• Task to complete
Lines containing the string "snippet" are to be counted; report only how many there are.

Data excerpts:
◆ ◆ ◆

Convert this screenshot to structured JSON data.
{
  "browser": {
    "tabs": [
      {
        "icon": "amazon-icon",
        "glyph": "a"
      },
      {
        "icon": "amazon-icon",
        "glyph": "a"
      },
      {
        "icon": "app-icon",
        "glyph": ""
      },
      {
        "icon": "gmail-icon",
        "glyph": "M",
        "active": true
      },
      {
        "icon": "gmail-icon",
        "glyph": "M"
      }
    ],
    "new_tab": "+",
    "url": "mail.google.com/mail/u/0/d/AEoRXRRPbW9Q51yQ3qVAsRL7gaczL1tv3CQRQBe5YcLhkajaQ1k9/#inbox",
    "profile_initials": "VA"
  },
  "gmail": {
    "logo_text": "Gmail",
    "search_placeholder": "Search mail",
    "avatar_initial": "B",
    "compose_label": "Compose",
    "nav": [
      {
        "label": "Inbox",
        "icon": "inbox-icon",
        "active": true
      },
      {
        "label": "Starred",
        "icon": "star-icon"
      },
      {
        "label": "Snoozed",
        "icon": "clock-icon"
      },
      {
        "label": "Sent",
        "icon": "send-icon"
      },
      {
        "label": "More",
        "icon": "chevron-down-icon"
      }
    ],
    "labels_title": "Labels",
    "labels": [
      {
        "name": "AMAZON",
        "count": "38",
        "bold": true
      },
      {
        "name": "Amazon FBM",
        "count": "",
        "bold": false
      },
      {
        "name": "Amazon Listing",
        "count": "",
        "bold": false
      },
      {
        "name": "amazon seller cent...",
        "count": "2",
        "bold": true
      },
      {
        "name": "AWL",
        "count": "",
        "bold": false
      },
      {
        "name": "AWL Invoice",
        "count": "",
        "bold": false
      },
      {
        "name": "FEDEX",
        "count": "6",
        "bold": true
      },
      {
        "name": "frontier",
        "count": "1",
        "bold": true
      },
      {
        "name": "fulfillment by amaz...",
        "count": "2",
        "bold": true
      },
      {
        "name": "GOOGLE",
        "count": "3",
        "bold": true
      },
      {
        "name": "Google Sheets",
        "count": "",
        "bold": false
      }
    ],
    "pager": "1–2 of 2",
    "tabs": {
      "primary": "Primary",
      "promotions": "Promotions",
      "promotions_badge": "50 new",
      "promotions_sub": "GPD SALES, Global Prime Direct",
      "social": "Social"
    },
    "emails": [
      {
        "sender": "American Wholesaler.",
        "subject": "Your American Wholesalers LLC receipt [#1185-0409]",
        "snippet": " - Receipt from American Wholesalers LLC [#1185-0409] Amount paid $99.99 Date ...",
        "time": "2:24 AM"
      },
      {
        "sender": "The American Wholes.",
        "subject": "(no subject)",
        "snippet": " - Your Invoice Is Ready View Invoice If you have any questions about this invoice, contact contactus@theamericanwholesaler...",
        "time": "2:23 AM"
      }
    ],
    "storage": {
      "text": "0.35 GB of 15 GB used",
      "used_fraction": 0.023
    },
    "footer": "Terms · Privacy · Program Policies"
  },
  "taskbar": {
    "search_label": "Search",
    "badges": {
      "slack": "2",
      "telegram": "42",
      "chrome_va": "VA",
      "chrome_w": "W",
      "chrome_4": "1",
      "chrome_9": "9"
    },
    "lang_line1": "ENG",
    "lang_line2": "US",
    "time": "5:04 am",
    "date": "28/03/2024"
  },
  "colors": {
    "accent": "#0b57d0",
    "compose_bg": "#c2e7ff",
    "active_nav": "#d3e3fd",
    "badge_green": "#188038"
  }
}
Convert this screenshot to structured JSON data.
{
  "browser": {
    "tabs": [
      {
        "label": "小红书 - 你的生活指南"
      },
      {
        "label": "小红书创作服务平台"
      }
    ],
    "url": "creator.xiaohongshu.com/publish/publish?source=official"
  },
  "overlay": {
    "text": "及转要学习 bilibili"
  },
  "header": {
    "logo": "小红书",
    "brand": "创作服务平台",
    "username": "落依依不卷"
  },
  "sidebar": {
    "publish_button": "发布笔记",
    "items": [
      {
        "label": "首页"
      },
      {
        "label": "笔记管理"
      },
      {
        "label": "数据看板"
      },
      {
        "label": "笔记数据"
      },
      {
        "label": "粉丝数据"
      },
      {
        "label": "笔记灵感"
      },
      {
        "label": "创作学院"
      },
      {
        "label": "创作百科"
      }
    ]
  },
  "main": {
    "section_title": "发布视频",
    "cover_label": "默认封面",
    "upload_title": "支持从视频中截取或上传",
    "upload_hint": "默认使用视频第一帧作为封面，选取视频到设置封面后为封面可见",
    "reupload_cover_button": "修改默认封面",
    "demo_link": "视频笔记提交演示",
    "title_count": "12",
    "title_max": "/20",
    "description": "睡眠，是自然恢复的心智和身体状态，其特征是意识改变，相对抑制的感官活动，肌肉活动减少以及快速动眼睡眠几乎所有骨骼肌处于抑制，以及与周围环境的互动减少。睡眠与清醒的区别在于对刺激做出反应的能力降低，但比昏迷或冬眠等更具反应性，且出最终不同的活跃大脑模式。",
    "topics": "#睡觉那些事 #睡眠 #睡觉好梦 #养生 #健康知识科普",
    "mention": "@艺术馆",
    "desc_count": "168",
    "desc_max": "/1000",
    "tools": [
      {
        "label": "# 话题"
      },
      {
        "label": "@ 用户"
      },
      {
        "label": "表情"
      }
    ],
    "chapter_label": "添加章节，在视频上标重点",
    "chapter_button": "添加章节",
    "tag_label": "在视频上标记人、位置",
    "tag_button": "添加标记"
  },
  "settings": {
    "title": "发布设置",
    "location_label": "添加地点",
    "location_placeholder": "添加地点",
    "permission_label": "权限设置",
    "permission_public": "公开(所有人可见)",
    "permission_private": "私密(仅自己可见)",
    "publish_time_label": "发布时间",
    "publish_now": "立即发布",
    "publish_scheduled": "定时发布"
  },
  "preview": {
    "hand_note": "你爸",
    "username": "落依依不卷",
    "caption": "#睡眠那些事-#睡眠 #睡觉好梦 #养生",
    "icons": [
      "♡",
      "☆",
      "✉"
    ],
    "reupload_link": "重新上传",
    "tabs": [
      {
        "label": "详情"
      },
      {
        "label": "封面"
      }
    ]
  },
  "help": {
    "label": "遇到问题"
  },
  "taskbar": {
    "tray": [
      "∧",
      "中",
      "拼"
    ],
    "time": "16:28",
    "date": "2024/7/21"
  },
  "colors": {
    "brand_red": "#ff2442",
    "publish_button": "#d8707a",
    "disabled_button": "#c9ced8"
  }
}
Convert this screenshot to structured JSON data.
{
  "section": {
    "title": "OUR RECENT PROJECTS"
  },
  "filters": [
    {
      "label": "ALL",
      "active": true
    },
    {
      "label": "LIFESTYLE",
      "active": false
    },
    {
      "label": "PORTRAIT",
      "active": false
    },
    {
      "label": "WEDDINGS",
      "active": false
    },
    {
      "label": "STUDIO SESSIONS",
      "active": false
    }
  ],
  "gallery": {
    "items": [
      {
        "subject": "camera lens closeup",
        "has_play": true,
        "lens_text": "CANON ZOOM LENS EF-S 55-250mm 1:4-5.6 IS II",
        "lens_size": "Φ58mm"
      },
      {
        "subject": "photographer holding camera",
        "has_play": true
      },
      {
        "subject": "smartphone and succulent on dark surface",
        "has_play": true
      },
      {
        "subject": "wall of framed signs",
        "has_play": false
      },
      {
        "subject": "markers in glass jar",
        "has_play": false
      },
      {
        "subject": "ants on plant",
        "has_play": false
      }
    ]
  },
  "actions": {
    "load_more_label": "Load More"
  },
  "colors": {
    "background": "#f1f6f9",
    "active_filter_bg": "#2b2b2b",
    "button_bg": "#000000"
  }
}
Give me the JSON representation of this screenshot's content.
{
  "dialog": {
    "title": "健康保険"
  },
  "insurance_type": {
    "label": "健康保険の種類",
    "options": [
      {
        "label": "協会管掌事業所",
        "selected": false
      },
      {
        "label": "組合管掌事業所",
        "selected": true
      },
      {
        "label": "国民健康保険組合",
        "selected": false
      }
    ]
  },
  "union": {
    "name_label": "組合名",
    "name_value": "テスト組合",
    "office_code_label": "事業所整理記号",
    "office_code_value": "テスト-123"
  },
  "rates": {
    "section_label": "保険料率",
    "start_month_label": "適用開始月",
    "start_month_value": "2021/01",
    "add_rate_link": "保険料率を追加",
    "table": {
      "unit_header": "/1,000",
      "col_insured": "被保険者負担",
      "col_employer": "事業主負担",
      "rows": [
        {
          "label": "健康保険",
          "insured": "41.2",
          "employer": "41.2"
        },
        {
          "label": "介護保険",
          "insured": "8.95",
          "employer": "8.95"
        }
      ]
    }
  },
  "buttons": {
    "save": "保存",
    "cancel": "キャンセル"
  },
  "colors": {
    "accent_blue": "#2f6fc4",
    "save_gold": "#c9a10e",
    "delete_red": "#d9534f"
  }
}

◆ ◆ ◆

• Solution
2